**ENTRIES SUPPLIED**
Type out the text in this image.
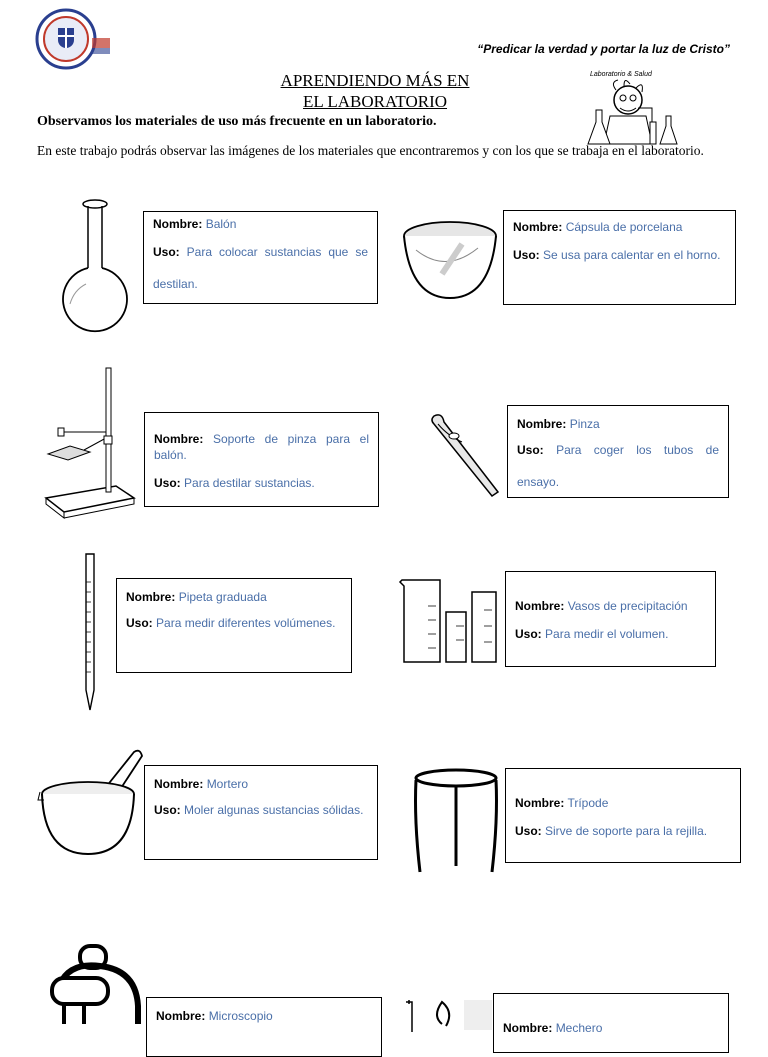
“Predicar la verdad y portar la luz de Cristo”
APRENDIENDO MÁS EN
EL LABORATORIO
Laboratorio & Salud
Observamos los materiales de uso más frecuente en un laboratorio.
En este trabajo podrás observar las imágenes de los materiales que encontraremos y con los que se trabaja en el laboratorio.

Nombre: Balón

Uso: Para colocar sustancias que se destilan.

Nombre: Cápsula de porcelana

Uso: Se usa para calentar en el horno.

Nombre: Soporte de pinza para el balón.

Uso: Para destilar sustancias.

Nombre: Pinza

Uso: Para coger los tubos de ensayo.

Nombre: Pipeta graduada

Uso: Para medir diferentes volúmenes.

Nombre: Vasos de precipitación

Uso: Para medir el volumen.

Nombre: Mortero

Uso: Moler algunas sustancias sólidas.	Nombre: Trípode

Uso: Sirve de soporte para la rejilla.

Nombre: Microscopio

Nombre: Mechero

**AIM OF THE TASK**
Leaving out the images, return the entries above exactly as they read.

**EXERCISE RESPONSE**
Type out the text in this image.
“Predicar la verdad y portar la luz de Cristo”
APRENDIENDO MÁS EN
EL LABORATORIO
Laboratorio & Salud
Observamos los materiales de uso más frecuente en un laboratorio.
En este trabajo podrás observar las imágenes de los materiales que encontraremos y con los que se trabaja en el laboratorio.

Nombre: Balón

Uso: Para colocar sustancias que se destilan.

Nombre: Cápsula de porcelana

Uso: Se usa para calentar en el horno.

Nombre: Soporte de pinza para el balón.

Uso: Para destilar sustancias.

Nombre: Pinza

Uso: Para coger los tubos de ensayo.

Nombre: Pipeta graduada

Uso: Para medir diferentes volúmenes.

Nombre: Vasos de precipitación

Uso: Para medir el volumen.

Nombre: Mortero

Uso: Moler algunas sustancias sólidas.	Nombre: Trípode

Uso: Sirve de soporte para la rejilla.

Nombre: Microscopio

Nombre: Mechero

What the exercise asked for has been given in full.